(Short task): Repeat every line exactly, keeping the pictures out of the copy.

(Data supplied):

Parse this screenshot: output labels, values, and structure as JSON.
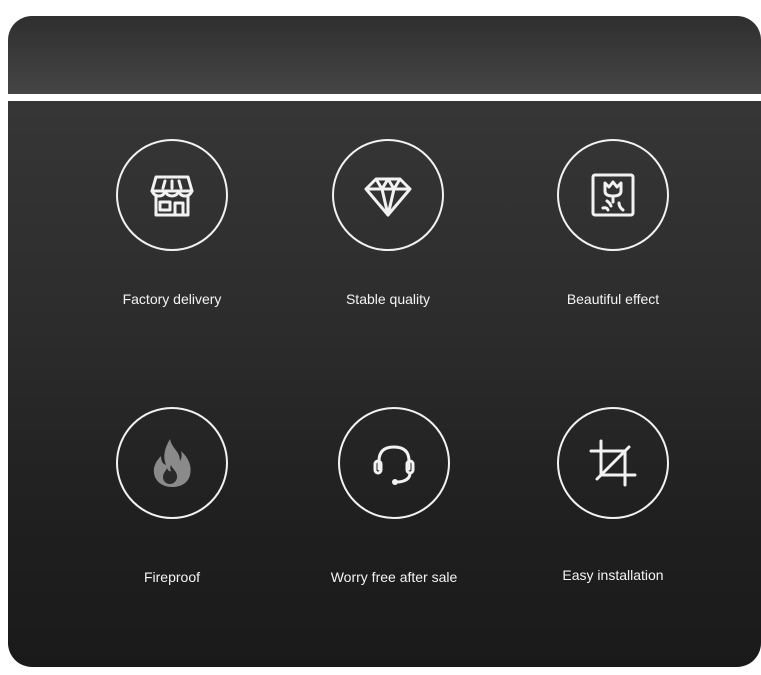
{
  "features": [
    {
      "label": "Factory delivery",
      "icon": "storefront-icon"
    },
    {
      "label": "Stable quality",
      "icon": "diamond-icon"
    },
    {
      "label": "Beautiful effect",
      "icon": "flower-picture-icon"
    },
    {
      "label": "Fireproof",
      "icon": "flame-icon"
    },
    {
      "label": "Worry free after sale",
      "icon": "headset-icon"
    },
    {
      "label": "Easy installation",
      "icon": "crop-icon"
    }
  ],
  "colors": {
    "panel_dark": "#1f1f1f",
    "panel_light": "#363636",
    "icon_stroke": "#f2f2f2",
    "flame_fill": "#8a8a8a",
    "text": "#f4f4f4"
  }
}
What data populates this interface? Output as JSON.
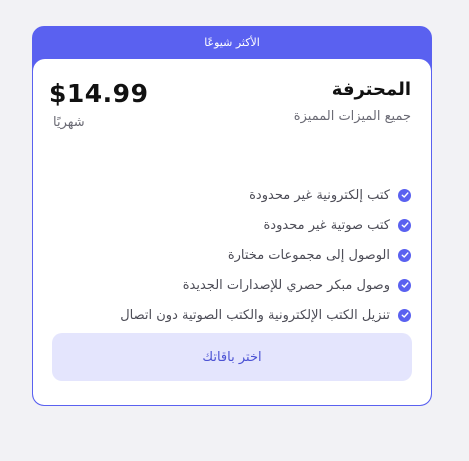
{
  "card": {
    "ribbon": "الأكثر شيوعًا",
    "plan_name": "المحترفة",
    "plan_subtitle": "جميع الميزات المميزة",
    "price": "$14.99",
    "period": "شهريًا",
    "features": [
      {
        "label": "كتب إلكترونية غير محدودة",
        "icon": "check-circle-icon"
      },
      {
        "label": "كتب صوتية غير محدودة",
        "icon": "check-circle-icon"
      },
      {
        "label": "الوصول إلى مجموعات مختارة",
        "icon": "check-circle-icon"
      },
      {
        "label": "وصول مبكر حصري للإصدارات الجديدة",
        "icon": "check-circle-icon"
      },
      {
        "label": "تنزيل الكتب الإلكترونية والكتب الصوتية دون اتصال",
        "icon": "check-circle-icon"
      }
    ],
    "cta_label": "اختر باقاتك"
  },
  "colors": {
    "accent": "#5a61f0",
    "button_bg": "#e4e5fd",
    "button_text": "#4c53d4",
    "page_bg": "#f2f2f5"
  }
}
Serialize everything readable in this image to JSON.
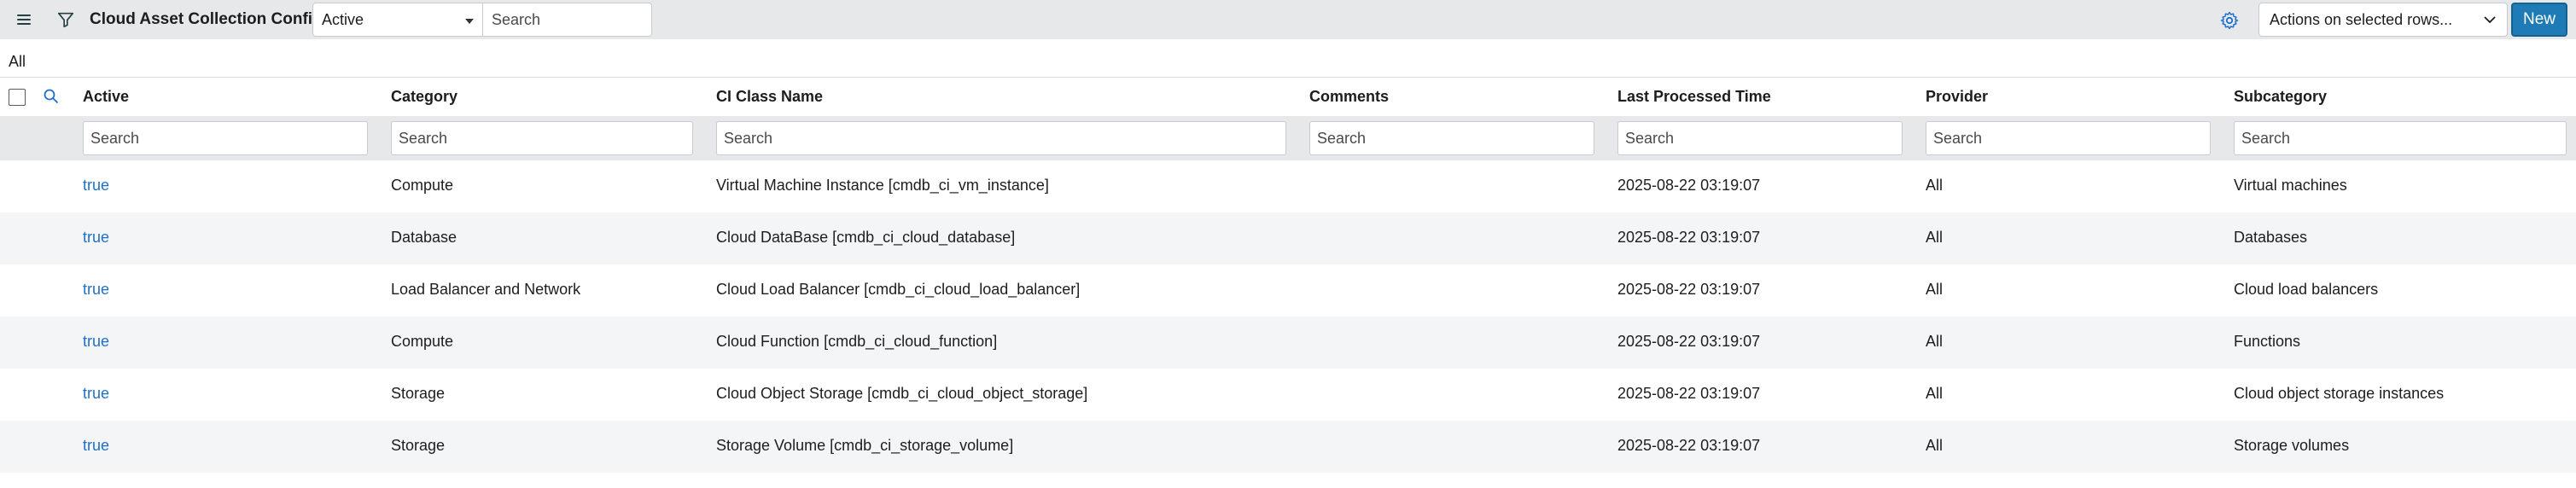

(Result of the task):
Parse this screenshot: output labels, values, and structure as JSON.
{
  "features": [
    {
      "label": "Factory delivery",
      "icon": "storefront-icon"
    },
    {
      "label": "Stable quality",
      "icon": "diamond-icon"
    },
    {
      "label": "Beautiful effect",
      "icon": "flower-picture-icon"
    },
    {
      "label": "Fireproof",
      "icon": "flame-icon"
    },
    {
      "label": "Worry free after sale",
      "icon": "headset-icon"
    },
    {
      "label": "Easy installation",
      "icon": "crop-icon"
    }
  ],
  "colors": {
    "panel_dark": "#1f1f1f",
    "panel_light": "#363636",
    "icon_stroke": "#f2f2f2",
    "flame_fill": "#8a8a8a",
    "text": "#f4f4f4"
  }
}
What data populates this interface? Output as JSON.
{
  "card": {
    "ribbon": "الأكثر شيوعًا",
    "plan_name": "المحترفة",
    "plan_subtitle": "جميع الميزات المميزة",
    "price": "$14.99",
    "period": "شهريًا",
    "features": [
      {
        "label": "كتب إلكترونية غير محدودة",
        "icon": "check-circle-icon"
      },
      {
        "label": "كتب صوتية غير محدودة",
        "icon": "check-circle-icon"
      },
      {
        "label": "الوصول إلى مجموعات مختارة",
        "icon": "check-circle-icon"
      },
      {
        "label": "وصول مبكر حصري للإصدارات الجديدة",
        "icon": "check-circle-icon"
      },
      {
        "label": "تنزيل الكتب الإلكترونية والكتب الصوتية دون اتصال",
        "icon": "check-circle-icon"
      }
    ],
    "cta_label": "اختر باقاتك"
  },
  "colors": {
    "accent": "#5a61f0",
    "button_bg": "#e4e5fd",
    "button_text": "#4c53d4",
    "page_bg": "#f2f2f5"
  }
}
Serialize everything readable in this image to JSON.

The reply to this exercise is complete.